### DESCRIPTION OF THE TASK
Word for word, transcribe the lines below and drop the pictures.

[RECORDS SUPPLIED start]

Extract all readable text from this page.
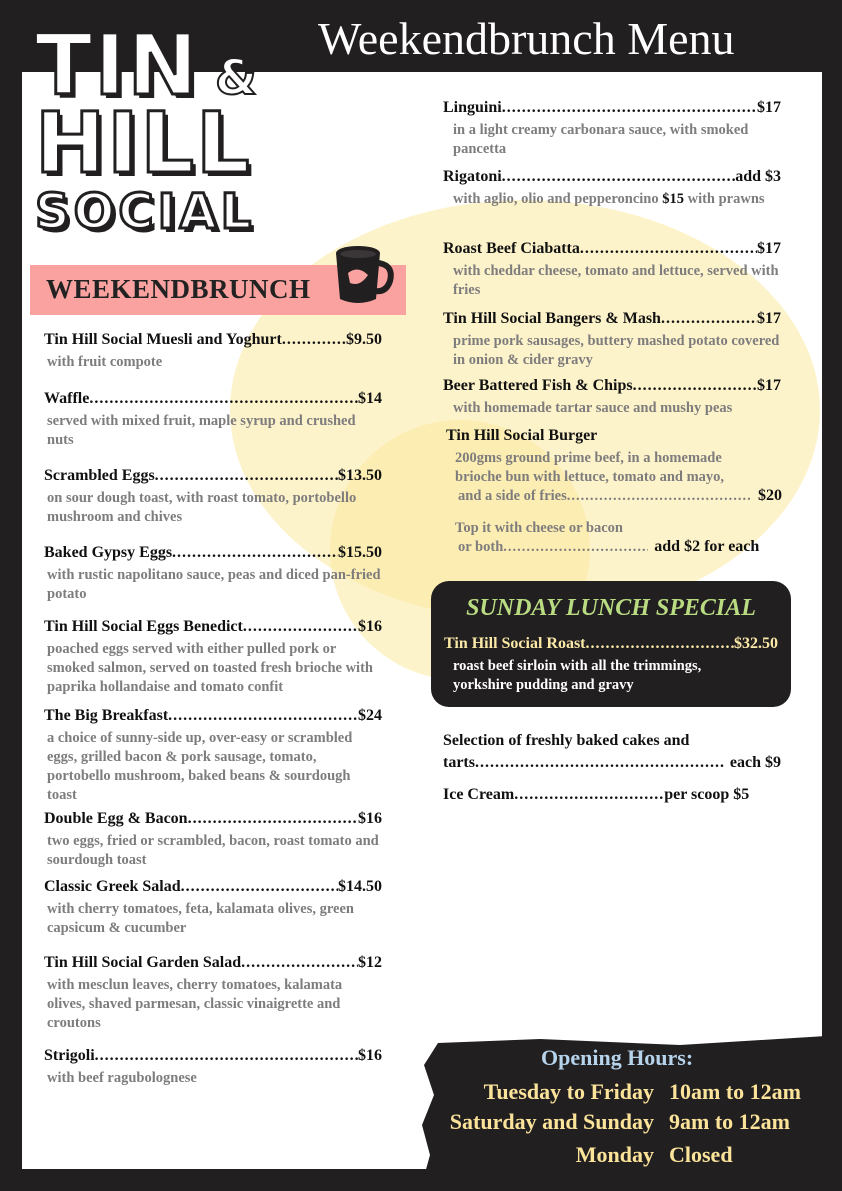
TIN &
HILL
SOCIAL
Weekendbrunch Menu
WEEKENDBRUNCH
Tin Hill Social Muesli and Yoghurt .....	$9.50
with fruit compote
Waffle .....	$14
served with mixed fruit, maple syrup and crushed nuts
Scrambled Eggs .....	$13.50
on sour dough toast, with roast tomato, portobello mushroom and chives
Baked Gypsy Eggs .....	$15.50
with rustic napolitano sauce, peas and diced pan-fried potato
Tin Hill Social Eggs Benedict .....	$16
poached eggs served with either pulled pork or smoked salmon, served on toasted fresh brioche with paprika hollandaise and tomato confit
The Big Breakfast .....	$24
a choice of sunny-side up, over-easy or scrambled eggs, grilled bacon & pork sausage, tomato, portobello mushroom, baked beans & sourdough toast
Double Egg & Bacon .....	$16
two eggs, fried or scrambled, bacon, roast tomato and sourdough toast
Classic Greek Salad .....	$14.50
with cherry tomatoes, feta, kalamata olives, green capsicum & cucumber
Tin Hill Social Garden Salad .....	$12
with mesclun leaves, cherry tomatoes, kalamata olives, shaved parmesan, classic vinaigrette and croutons
Strigoli .....	$16
with beef ragubolognese
Linguini .....	$17
in a light creamy carbonara sauce, with smoked pancetta
Rigatoni .....	add $3
with aglio, olio and pepperoncino $15 with prawns
Roast Beef Ciabatta .....	$17
with cheddar cheese, tomato and lettuce, served with fries
Tin Hill Social Bangers & Mash .....	$17
prime pork sausages, buttery mashed potato covered in onion & cider gravy
Beer Battered Fish & Chips .....	$17
with homemade tartar sauce and mushy peas
Tin Hill Social Burger
200gms ground prime beef, in a homemade
brioche bun with lettuce, tomato and mayo,
and a side of fries .....	$20
Top it with cheese or bacon
or both .....	add $2 for each
SUNDAY LUNCH SPECIAL
Tin Hill Social Roast .....	$32.50
roast beef sirloin with all the trimmings, yorkshire pudding and gravy
Selection of freshly baked cakes and
tarts .....	each $9
Ice Cream .....	per scoop $5
Opening Hours:
Tuesday to Friday 10am to 12am
Saturday and Sunday 9am to 12am
Monday Closed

[RECORDS SUPPLIED end]

### RESPONSE
Extract all readable text from this page.
TIN &
HILL
SOCIAL
Weekendbrunch Menu
WEEKENDBRUNCH
Tin Hill Social Muesli and Yoghurt .....	$9.50
with fruit compote
Waffle .....	$14
served with mixed fruit, maple syrup and crushed nuts
Scrambled Eggs .....	$13.50
on sour dough toast, with roast tomato, portobello mushroom and chives
Baked Gypsy Eggs .....	$15.50
with rustic napolitano sauce, peas and diced pan-fried potato
Tin Hill Social Eggs Benedict .....	$16
poached eggs served with either pulled pork or smoked salmon, served on toasted fresh brioche with paprika hollandaise and tomato confit
The Big Breakfast .....	$24
a choice of sunny-side up, over-easy or scrambled eggs, grilled bacon & pork sausage, tomato, portobello mushroom, baked beans & sourdough toast
Double Egg & Bacon .....	$16
two eggs, fried or scrambled, bacon, roast tomato and sourdough toast
Classic Greek Salad .....	$14.50
with cherry tomatoes, feta, kalamata olives, green capsicum & cucumber
Tin Hill Social Garden Salad .....	$12
with mesclun leaves, cherry tomatoes, kalamata olives, shaved parmesan, classic vinaigrette and croutons
Strigoli .....	$16
with beef ragubolognese
Linguini .....	$17
in a light creamy carbonara sauce, with smoked pancetta
Rigatoni .....	add $3
with aglio, olio and pepperoncino $15 with prawns
Roast Beef Ciabatta .....	$17
with cheddar cheese, tomato and lettuce, served with fries
Tin Hill Social Bangers & Mash .....	$17
prime pork sausages, buttery mashed potato covered in onion & cider gravy
Beer Battered Fish & Chips .....	$17
with homemade tartar sauce and mushy peas
Tin Hill Social Burger
200gms ground prime beef, in a homemade
brioche bun with lettuce, tomato and mayo,
and a side of fries .....	$20
Top it with cheese or bacon
or both .....	add $2 for each
SUNDAY LUNCH SPECIAL
Tin Hill Social Roast .....	$32.50
roast beef sirloin with all the trimmings, yorkshire pudding and gravy
Selection of freshly baked cakes and
tarts .....	each $9
Ice Cream .....	per scoop $5
Opening Hours:
Tuesday to Friday 10am to 12am
Saturday and Sunday 9am to 12am
Monday Closed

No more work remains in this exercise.